(Data extracted from a collection)
/---

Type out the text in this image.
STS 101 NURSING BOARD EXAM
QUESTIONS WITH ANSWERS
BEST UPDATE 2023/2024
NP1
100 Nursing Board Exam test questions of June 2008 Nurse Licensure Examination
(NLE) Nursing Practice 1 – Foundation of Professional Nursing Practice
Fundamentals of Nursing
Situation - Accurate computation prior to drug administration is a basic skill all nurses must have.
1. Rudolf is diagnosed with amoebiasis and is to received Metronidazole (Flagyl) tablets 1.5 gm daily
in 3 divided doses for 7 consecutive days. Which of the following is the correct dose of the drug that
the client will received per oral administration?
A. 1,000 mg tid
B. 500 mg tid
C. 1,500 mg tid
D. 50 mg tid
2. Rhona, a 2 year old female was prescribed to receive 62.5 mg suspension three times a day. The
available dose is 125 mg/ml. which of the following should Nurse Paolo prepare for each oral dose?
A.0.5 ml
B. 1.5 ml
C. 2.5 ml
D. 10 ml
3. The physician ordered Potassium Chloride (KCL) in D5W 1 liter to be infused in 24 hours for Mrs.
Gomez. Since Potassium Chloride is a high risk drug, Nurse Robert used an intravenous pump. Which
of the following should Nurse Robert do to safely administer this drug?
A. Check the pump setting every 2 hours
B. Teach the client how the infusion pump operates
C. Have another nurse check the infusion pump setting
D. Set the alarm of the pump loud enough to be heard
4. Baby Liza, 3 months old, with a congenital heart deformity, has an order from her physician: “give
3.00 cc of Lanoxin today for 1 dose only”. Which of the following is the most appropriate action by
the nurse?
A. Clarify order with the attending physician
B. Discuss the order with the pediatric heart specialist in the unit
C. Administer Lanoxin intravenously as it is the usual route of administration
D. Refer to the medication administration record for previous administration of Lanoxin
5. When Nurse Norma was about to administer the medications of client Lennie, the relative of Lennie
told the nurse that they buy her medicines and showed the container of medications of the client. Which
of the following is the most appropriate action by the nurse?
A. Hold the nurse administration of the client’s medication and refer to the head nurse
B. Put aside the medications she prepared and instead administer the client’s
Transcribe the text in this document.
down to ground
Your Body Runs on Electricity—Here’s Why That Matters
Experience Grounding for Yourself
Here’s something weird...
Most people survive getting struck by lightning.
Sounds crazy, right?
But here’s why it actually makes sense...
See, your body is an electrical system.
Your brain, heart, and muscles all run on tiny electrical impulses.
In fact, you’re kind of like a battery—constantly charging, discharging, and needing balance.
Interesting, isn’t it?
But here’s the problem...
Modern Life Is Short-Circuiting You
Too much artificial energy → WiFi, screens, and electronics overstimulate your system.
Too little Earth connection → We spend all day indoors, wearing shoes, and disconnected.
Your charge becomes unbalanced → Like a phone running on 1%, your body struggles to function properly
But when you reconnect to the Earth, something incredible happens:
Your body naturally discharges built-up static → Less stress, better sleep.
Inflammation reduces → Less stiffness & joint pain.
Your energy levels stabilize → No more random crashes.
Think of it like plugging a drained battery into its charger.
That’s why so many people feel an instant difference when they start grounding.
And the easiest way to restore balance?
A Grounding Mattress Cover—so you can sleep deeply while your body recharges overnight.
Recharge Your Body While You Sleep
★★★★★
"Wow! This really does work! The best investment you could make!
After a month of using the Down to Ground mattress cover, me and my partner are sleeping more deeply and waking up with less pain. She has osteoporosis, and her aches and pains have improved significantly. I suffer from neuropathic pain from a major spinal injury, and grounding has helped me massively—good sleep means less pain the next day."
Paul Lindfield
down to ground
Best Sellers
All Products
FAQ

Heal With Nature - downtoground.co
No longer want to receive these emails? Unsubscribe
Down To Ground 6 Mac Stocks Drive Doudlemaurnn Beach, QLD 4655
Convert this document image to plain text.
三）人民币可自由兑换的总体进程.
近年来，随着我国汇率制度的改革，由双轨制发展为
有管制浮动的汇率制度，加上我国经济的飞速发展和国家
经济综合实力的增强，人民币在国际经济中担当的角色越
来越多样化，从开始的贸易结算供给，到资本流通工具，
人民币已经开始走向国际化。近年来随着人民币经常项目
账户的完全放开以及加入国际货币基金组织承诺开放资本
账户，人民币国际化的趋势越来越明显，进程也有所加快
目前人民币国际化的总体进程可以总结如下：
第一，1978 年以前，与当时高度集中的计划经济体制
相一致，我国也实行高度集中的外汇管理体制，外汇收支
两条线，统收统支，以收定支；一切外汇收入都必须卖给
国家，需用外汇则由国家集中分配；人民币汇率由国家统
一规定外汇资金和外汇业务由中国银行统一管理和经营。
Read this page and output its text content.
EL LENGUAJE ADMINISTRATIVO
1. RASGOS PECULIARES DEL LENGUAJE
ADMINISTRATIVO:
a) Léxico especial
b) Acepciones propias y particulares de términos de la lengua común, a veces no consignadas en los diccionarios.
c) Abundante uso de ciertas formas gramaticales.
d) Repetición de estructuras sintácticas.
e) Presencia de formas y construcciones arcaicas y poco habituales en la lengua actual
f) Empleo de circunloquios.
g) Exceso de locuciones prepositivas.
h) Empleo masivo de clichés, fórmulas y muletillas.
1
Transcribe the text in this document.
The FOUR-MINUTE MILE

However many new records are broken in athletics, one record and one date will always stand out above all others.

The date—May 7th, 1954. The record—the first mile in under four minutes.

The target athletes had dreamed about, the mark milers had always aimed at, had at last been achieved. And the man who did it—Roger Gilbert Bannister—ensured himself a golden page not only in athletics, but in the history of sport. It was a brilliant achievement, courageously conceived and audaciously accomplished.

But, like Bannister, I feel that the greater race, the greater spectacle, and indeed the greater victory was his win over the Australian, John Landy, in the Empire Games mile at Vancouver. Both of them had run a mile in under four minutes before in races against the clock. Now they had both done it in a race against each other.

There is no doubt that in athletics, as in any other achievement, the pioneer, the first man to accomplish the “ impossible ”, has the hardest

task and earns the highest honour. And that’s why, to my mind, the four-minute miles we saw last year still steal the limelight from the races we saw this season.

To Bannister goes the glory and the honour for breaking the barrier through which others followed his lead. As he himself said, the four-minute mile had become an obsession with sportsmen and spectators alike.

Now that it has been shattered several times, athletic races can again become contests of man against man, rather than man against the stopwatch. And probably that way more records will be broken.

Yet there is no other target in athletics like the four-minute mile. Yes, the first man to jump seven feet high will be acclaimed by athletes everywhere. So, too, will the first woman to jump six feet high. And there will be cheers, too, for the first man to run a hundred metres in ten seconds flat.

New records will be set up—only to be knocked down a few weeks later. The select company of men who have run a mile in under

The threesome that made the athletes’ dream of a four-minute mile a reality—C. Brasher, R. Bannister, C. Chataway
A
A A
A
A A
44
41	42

\---

- Required work
Gather up the lines containing the word "Bannister" from these records and copy them.

- Full answer
The target athletes had dreamed about, the mark milers had always aimed at, had at last been achieved. And the man who did it—Roger Gilbert Bannister—ensured himself a golden page not only in athletics, but in the history of sport. It was a brilliant achievement, courageously conceived and audaciously accomplished.
But, like Bannister, I feel that the greater race, the greater spectacle, and indeed the greater victory was his win over the Australian, John Landy, in the Empire Games mile at Vancouver. Both of them had run a mile in under four minutes before in races against the clock. Now they had both done it in a race against each other.
To Bannister goes the glory and the honour for breaking the barrier through which others followed his lead. As he himself said, the four-minute mile had become an obsession with sportsmen and spectators alike.
The threesome that made the athletes’ dream of a four-minute mile a reality—C. Brasher, R. Bannister, C. Chataway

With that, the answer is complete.